(CHALLENGE)
Recast the stretch of the records from the start through the line containing "x-tick-label: 3: [1971, 1284, 1995, 1332]" as a JSON list of strings, one string per line, leaving out blank lines. Include both ends and nothing past that line.

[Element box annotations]
------------------------

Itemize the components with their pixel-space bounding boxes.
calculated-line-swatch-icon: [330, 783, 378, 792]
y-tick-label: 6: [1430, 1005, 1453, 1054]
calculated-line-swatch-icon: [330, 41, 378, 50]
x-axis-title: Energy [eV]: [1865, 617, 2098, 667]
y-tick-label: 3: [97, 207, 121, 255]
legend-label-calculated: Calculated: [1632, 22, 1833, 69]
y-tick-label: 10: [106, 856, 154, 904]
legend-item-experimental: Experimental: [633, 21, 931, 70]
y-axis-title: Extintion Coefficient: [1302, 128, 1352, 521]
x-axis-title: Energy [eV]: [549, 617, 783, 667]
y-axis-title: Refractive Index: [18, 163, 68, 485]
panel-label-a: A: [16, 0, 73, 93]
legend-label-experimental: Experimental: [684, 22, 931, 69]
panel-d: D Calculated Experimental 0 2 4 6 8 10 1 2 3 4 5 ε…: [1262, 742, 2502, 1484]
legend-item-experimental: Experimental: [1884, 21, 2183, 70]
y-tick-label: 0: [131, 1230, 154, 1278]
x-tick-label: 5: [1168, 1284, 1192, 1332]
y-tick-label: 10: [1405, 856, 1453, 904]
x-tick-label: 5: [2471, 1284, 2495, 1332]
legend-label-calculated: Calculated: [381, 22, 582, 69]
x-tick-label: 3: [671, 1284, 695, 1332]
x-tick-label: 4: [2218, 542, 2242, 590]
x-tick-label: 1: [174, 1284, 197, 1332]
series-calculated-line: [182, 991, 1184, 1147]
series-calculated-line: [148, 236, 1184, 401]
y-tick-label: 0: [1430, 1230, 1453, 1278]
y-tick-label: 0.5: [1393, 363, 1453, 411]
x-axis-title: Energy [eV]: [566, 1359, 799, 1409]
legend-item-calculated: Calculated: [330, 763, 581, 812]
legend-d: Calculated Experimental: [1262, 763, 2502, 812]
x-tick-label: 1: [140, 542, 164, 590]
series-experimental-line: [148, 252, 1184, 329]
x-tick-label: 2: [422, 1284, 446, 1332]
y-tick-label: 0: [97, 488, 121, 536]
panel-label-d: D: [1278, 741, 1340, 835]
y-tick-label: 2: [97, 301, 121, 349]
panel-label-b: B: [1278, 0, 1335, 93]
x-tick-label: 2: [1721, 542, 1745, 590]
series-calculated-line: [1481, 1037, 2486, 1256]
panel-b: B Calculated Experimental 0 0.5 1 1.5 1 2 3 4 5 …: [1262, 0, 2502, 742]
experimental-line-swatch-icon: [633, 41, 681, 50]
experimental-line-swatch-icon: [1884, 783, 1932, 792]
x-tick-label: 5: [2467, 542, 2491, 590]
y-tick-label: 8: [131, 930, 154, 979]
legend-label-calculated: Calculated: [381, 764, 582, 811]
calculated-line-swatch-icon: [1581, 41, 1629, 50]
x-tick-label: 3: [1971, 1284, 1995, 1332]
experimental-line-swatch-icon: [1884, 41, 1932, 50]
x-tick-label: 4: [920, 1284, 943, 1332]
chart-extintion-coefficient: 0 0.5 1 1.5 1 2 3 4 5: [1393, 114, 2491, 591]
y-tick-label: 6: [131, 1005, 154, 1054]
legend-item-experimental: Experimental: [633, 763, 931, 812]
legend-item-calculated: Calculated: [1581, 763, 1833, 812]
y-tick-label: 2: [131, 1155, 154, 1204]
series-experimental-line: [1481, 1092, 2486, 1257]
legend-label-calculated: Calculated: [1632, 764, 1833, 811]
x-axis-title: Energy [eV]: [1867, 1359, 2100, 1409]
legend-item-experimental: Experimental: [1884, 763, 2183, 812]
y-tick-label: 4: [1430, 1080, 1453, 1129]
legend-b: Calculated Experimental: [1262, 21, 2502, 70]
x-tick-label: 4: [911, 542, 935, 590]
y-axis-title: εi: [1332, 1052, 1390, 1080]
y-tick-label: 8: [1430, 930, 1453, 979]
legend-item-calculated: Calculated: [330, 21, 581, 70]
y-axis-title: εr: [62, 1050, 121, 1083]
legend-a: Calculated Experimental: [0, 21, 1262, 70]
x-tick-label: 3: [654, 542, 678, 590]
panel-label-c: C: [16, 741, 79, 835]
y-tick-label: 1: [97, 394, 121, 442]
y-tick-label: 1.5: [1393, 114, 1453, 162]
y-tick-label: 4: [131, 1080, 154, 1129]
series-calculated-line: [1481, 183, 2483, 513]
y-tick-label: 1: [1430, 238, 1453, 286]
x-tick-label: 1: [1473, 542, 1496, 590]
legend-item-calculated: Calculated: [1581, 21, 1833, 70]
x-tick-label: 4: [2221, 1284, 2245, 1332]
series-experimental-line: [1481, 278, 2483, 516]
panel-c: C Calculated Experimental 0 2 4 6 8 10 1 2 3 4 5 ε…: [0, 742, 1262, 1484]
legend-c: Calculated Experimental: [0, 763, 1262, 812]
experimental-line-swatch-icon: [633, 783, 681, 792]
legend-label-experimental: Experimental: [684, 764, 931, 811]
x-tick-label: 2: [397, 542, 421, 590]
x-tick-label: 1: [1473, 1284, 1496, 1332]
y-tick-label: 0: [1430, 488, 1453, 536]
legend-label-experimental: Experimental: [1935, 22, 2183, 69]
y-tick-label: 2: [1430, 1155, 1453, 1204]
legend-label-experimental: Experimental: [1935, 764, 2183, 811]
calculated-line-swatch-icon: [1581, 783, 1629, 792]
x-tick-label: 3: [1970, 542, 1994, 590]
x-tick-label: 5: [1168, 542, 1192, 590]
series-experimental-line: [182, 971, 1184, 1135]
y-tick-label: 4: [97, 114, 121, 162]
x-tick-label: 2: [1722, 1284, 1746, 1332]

------------------------

(THE REPLY)
[
  "Itemize the components with their pixel-space bounding boxes.",
  "calculated-line-swatch-icon: [330, 783, 378, 792]",
  "y-tick-label: 6: [1430, 1005, 1453, 1054]",
  "calculated-line-swatch-icon: [330, 41, 378, 50]",
  "x-axis-title: Energy [eV]: [1865, 617, 2098, 667]",
  "y-tick-label: 3: [97, 207, 121, 255]",
  "legend-label-calculated: Calculated: [1632, 22, 1833, 69]",
  "y-tick-label: 10: [106, 856, 154, 904]",
  "legend-item-experimental: Experimental: [633, 21, 931, 70]",
  "y-axis-title: Extintion Coefficient: [1302, 128, 1352, 521]",
  "x-axis-title: Energy [eV]: [549, 617, 783, 667]",
  "y-axis-title: Refractive Index: [18, 163, 68, 485]",
  "panel-label-a: A: [16, 0, 73, 93]",
  "legend-label-experimental: Experimental: [684, 22, 931, 69]",
  "panel-d: D Calculated Experimental 0 2 4 6 8 10 1 2 3 4 5 ε…: [1262, 742, 2502, 1484]",
  "legend-item-experimental: Experimental: [1884, 21, 2183, 70]",
  "y-tick-label: 0: [131, 1230, 154, 1278]",
  "x-tick-label: 5: [1168, 1284, 1192, 1332]",
  "y-tick-label: 10: [1405, 856, 1453, 904]",
  "x-tick-label: 5: [2471, 1284, 2495, 1332]",
  "legend-label-calculated: Calculated: [381, 22, 582, 69]",
  "x-tick-label: 3: [671, 1284, 695, 1332]",
  "x-tick-label: 4: [2218, 542, 2242, 590]",
  "x-tick-label: 1: [174, 1284, 197, 1332]",
  "series-calculated-line: [182, 991, 1184, 1147]",
  "series-calculated-line: [148, 236, 1184, 401]",
  "y-tick-label: 0: [1430, 1230, 1453, 1278]",
  "y-tick-label: 0.5: [1393, 363, 1453, 411]",
  "x-axis-title: Energy [eV]: [566, 1359, 799, 1409]",
  "legend-item-calculated: Calculated: [330, 763, 581, 812]",
  "legend-d: Calculated Experimental: [1262, 763, 2502, 812]",
  "x-tick-label: 1: [140, 542, 164, 590]",
  "series-experimental-line: [148, 252, 1184, 329]",
  "x-tick-label: 2: [422, 1284, 446, 1332]",
  "y-tick-label: 0: [97, 488, 121, 536]",
  "panel-label-d: D: [1278, 741, 1340, 835]",
  "y-tick-label: 2: [97, 301, 121, 349]",
  "panel-label-b: B: [1278, 0, 1335, 93]",
  "x-tick-label: 2: [1721, 542, 1745, 590]",
  "series-calculated-line: [1481, 1037, 2486, 1256]",
  "panel-b: B Calculated Experimental 0 0.5 1 1.5 1 2 3 4 5 …: [1262, 0, 2502, 742]",
  "experimental-line-swatch-icon: [633, 41, 681, 50]",
  "experimental-line-swatch-icon: [1884, 783, 1932, 792]",
  "x-tick-label: 5: [2467, 542, 2491, 590]",
  "y-tick-label: 8: [131, 930, 154, 979]",
  "legend-label-calculated: Calculated: [381, 764, 582, 811]",
  "calculated-line-swatch-icon: [1581, 41, 1629, 50]",
  "x-tick-label: 3: [1971, 1284, 1995, 1332]"
]